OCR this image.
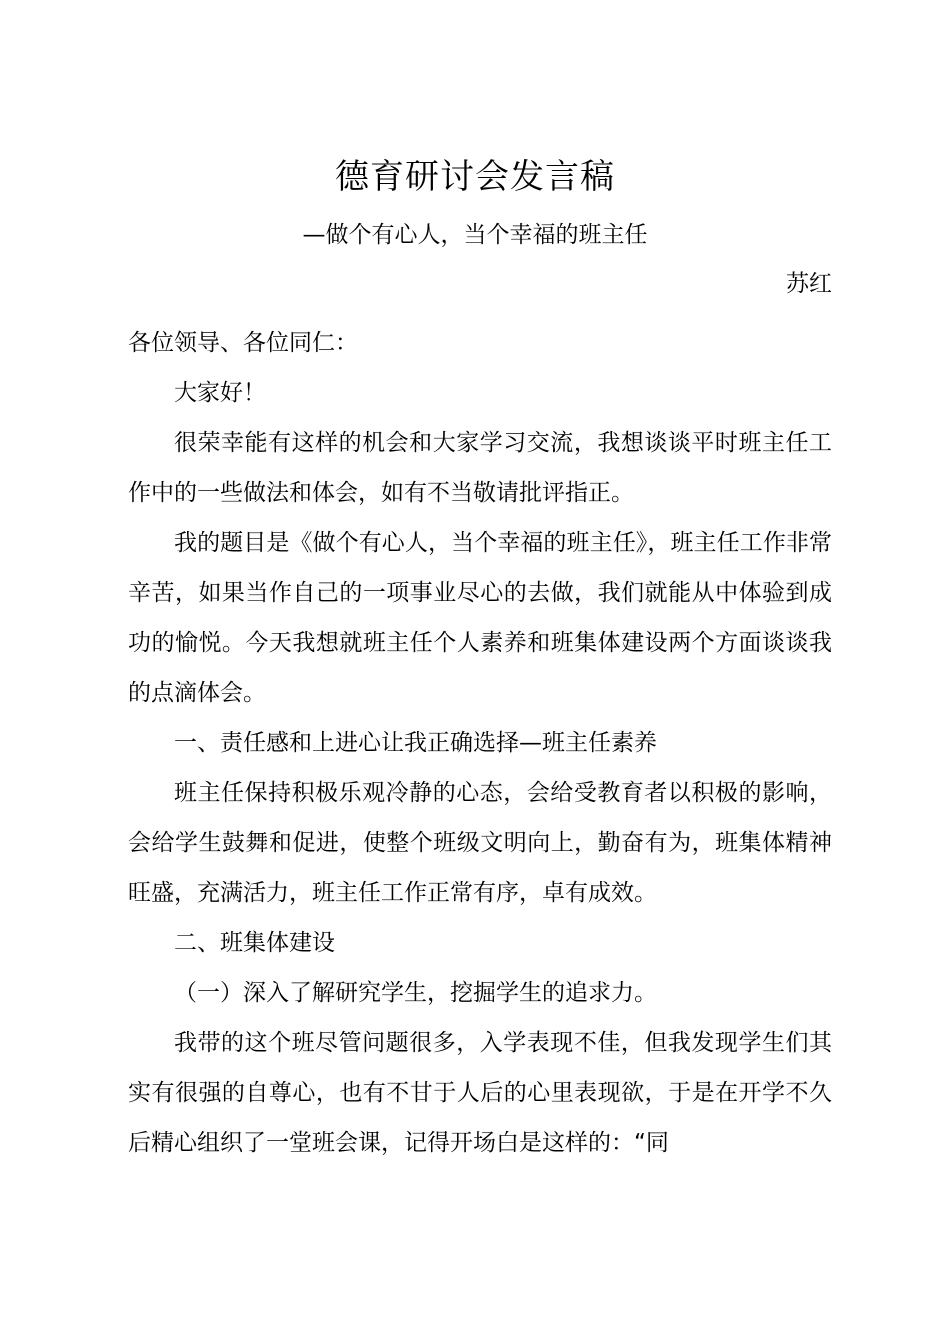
德育研讨会发言稿
—做个有心人，当个幸福的班主任
苏红

各位领导、各位同仁：

大家好！

很荣幸能有这样的机会和大家学习交流，我想谈谈平时班主任工作中的一些做法和体会，如有不当敬请批评指正。

我的题目是《做个有心人，当个幸福的班主任》，班主任工作非常辛苦，如果当作自己的一项事业尽心的去做，我们就能从中体验到成功的愉悦。今天我想就班主任个人素养和班集体建设两个方面谈谈我的点滴体会。

一、责任感和上进心让我正确选择—班主任素养

班主任保持积极乐观冷静的心态，会给受教育者以积极的影响，会给学生鼓舞和促进，使整个班级文明向上，勤奋有为，班集体精神旺盛，充满活力，班主任工作正常有序，卓有成效。

二、班集体建设

（一）深入了解研究学生，挖掘学生的追求力。

我带的这个班尽管问题很多，入学表现不佳，但我发现学生们其实有很强的自尊心，也有不甘于人后的心里表现欲，于是在开学不久后精心组织了一堂班会课，记得开场白是这样的：“同
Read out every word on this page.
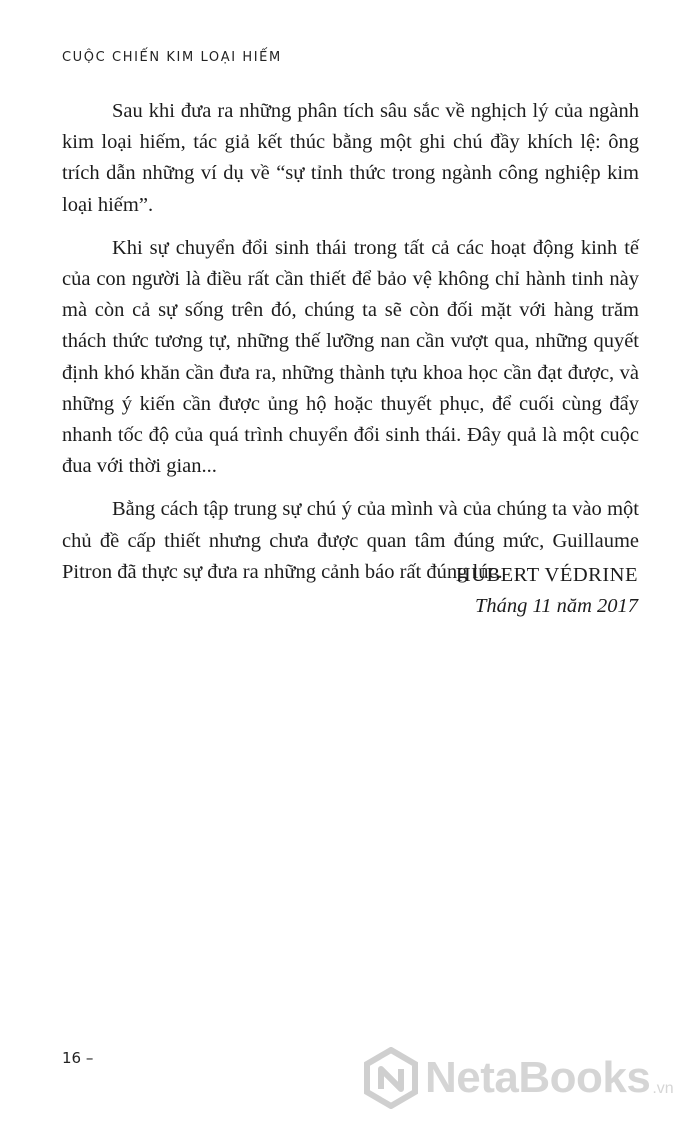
CUỘC CHIẾN KIM LOẠI HIẾM

Sau khi đưa ra những phân tích sâu sắc về nghịch lý của ngành kim loại hiếm, tác giả kết thúc bằng một ghi chú đầy khích lệ: ông trích dẫn những ví dụ về “sự tỉnh thức trong ngành công nghiệp kim loại hiếm”.

Khi sự chuyển đổi sinh thái trong tất cả các hoạt động kinh tế của con người là điều rất cần thiết để bảo vệ không chỉ hành tinh này mà còn cả sự sống trên đó, chúng ta sẽ còn đối mặt với hàng trăm thách thức tương tự, những thế lưỡng nan cần vượt qua, những quyết định khó khăn cần đưa ra, những thành tựu khoa học cần đạt được, và những ý kiến cần được ủng hộ hoặc thuyết phục, để cuối cùng đẩy nhanh tốc độ của quá trình chuyển đổi sinh thái. Đây quả là một cuộc đua với thời gian...

Bằng cách tập trung sự chú ý của mình và của chúng ta vào một chủ đề cấp thiết nhưng chưa được quan tâm đúng mức, Guillaume Pitron đã thực sự đưa ra những cảnh báo rất đúng lúc.

HUBERT VÉDRINE
Tháng 11 năm 2017
16 –	NetaBooks .vn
--
*PROBLEM TO SOLVE*. All lines that include "当个幸福的班主任" are to be gathered and copied.

*RESPONSE TO THIS TASK*.
—做个有心人，当个幸福的班主任
我的题目是《做个有心人，当个幸福的班主任》，班主任工作非常辛苦，如果当作自己的一项事业尽心的去做，我们就能从中体验到成功的愉悦。今天我想就班主任个人素养和班集体建设两个方面谈谈我的点滴体会。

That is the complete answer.